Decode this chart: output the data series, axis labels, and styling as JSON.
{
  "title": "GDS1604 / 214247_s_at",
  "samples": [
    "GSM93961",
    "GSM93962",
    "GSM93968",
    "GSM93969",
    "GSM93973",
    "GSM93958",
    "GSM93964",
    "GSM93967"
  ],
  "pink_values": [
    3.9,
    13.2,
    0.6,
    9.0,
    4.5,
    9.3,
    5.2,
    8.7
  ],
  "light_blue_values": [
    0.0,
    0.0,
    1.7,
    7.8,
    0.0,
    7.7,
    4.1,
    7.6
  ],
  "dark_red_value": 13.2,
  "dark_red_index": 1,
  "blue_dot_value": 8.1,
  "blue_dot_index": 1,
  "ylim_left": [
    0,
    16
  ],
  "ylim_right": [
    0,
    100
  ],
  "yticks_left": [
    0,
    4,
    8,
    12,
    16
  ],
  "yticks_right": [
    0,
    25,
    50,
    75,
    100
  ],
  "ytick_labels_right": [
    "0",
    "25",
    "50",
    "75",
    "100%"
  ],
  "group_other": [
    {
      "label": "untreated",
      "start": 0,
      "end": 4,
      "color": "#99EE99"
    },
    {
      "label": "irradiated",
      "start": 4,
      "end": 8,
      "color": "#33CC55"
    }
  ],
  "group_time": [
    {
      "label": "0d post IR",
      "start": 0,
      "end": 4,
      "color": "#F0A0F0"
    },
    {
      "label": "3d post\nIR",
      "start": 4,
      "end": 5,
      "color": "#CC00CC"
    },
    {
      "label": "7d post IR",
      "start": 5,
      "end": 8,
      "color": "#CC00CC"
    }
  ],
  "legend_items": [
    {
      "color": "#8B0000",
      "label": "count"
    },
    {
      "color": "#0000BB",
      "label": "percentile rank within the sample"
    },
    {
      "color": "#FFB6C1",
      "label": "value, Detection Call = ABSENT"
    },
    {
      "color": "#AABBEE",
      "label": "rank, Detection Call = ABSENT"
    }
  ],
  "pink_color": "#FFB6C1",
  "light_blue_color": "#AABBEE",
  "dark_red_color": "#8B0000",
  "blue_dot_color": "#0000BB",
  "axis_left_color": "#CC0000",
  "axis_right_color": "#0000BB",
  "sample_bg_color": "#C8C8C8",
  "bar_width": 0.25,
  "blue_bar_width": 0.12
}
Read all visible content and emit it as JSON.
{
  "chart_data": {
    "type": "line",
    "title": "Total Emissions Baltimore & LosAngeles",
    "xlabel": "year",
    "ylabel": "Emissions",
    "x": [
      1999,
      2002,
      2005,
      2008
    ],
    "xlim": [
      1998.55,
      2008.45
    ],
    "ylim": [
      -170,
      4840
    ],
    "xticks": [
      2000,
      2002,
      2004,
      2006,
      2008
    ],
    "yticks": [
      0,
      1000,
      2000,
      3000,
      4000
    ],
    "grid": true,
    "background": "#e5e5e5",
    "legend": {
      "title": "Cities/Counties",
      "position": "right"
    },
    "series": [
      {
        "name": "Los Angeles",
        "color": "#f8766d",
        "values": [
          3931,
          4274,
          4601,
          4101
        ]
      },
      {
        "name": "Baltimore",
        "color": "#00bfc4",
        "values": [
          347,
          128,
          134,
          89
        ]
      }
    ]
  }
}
• • •
> _DIRECTION_
The records above need to be transcribed in full. Keep every character unchanged.

> _TASK RESPONSE_
Decode this chart: output the data series, axis labels, and styling as JSON.
{
  "title": "GDS1604 / 214247_s_at",
  "samples": [
    "GSM93961",
    "GSM93962",
    "GSM93968",
    "GSM93969",
    "GSM93973",
    "GSM93958",
    "GSM93964",
    "GSM93967"
  ],
  "pink_values": [
    3.9,
    13.2,
    0.6,
    9.0,
    4.5,
    9.3,
    5.2,
    8.7
  ],
  "light_blue_values": [
    0.0,
    0.0,
    1.7,
    7.8,
    0.0,
    7.7,
    4.1,
    7.6
  ],
  "dark_red_value": 13.2,
  "dark_red_index": 1,
  "blue_dot_value": 8.1,
  "blue_dot_index": 1,
  "ylim_left": [
    0,
    16
  ],
  "ylim_right": [
    0,
    100
  ],
  "yticks_left": [
    0,
    4,
    8,
    12,
    16
  ],
  "yticks_right": [
    0,
    25,
    50,
    75,
    100
  ],
  "ytick_labels_right": [
    "0",
    "25",
    "50",
    "75",
    "100%"
  ],
  "group_other": [
    {
      "label": "untreated",
      "start": 0,
      "end": 4,
      "color": "#99EE99"
    },
    {
      "label": "irradiated",
      "start": 4,
      "end": 8,
      "color": "#33CC55"
    }
  ],
  "group_time": [
    {
      "label": "0d post IR",
      "start": 0,
      "end": 4,
      "color": "#F0A0F0"
    },
    {
      "label": "3d post\nIR",
      "start": 4,
      "end": 5,
      "color": "#CC00CC"
    },
    {
      "label": "7d post IR",
      "start": 5,
      "end": 8,
      "color": "#CC00CC"
    }
  ],
  "legend_items": [
    {
      "color": "#8B0000",
      "label": "count"
    },
    {
      "color": "#0000BB",
      "label": "percentile rank within the sample"
    },
    {
      "color": "#FFB6C1",
      "label": "value, Detection Call = ABSENT"
    },
    {
      "color": "#AABBEE",
      "label": "rank, Detection Call = ABSENT"
    }
  ],
  "pink_color": "#FFB6C1",
  "light_blue_color": "#AABBEE",
  "dark_red_color": "#8B0000",
  "blue_dot_color": "#0000BB",
  "axis_left_color": "#CC0000",
  "axis_right_color": "#0000BB",
  "sample_bg_color": "#C8C8C8",
  "bar_width": 0.25,
  "blue_bar_width": 0.12
}
Read all visible content and emit it as JSON.
{
  "chart_data": {
    "type": "line",
    "title": "Total Emissions Baltimore & LosAngeles",
    "xlabel": "year",
    "ylabel": "Emissions",
    "x": [
      1999,
      2002,
      2005,
      2008
    ],
    "xlim": [
      1998.55,
      2008.45
    ],
    "ylim": [
      -170,
      4840
    ],
    "xticks": [
      2000,
      2002,
      2004,
      2006,
      2008
    ],
    "yticks": [
      0,
      1000,
      2000,
      3000,
      4000
    ],
    "grid": true,
    "background": "#e5e5e5",
    "legend": {
      "title": "Cities/Counties",
      "position": "right"
    },
    "series": [
      {
        "name": "Los Angeles",
        "color": "#f8766d",
        "values": [
          3931,
          4274,
          4601,
          4101
        ]
      },
      {
        "name": "Baltimore",
        "color": "#00bfc4",
        "values": [
          347,
          128,
          134,
          89
        ]
      }
    ]
  }
}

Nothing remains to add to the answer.